— START —
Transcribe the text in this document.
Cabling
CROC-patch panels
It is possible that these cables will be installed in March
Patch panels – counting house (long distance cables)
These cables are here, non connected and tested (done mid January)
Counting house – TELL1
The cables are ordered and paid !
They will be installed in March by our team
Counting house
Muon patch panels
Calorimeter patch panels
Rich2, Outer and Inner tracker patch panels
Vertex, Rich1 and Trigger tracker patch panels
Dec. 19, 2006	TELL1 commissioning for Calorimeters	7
— END —
Problem description:
Copy out each record, keeping every word as it is.

Task response:
Transcribe the text in this document.
Cabling
CROC-patch panels
It is possible that these cables will be installed in March
Patch panels – counting house (long distance cables)
These cables are here, non connected and tested (done mid January)
Counting house – TELL1
The cables are ordered and paid !
They will be installed in March by our team
Counting house
Muon patch panels
Calorimeter patch panels
Rich2, Outer and Inner tracker patch panels
Vertex, Rich1 and Trigger tracker patch panels
Dec. 19, 2006	TELL1 commissioning for Calorimeters	7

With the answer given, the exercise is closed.